▶ **Exercise**
Copy each line of the data below verbatim, keeping every character as it stands.
>>>>
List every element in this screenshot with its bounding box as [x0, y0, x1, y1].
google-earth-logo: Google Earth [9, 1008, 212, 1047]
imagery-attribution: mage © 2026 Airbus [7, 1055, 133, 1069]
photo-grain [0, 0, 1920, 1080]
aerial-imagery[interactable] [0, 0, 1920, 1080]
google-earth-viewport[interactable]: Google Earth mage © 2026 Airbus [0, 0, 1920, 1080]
<<<<
▶ **Result of this task**
List every element in this screenshot with its bounding box as [x0, y0, x1, y1].
google-earth-logo: Google Earth [9, 1008, 212, 1047]
imagery-attribution: mage © 2026 Airbus [7, 1055, 133, 1069]
photo-grain [0, 0, 1920, 1080]
aerial-imagery[interactable] [0, 0, 1920, 1080]
google-earth-viewport[interactable]: Google Earth mage © 2026 Airbus [0, 0, 1920, 1080]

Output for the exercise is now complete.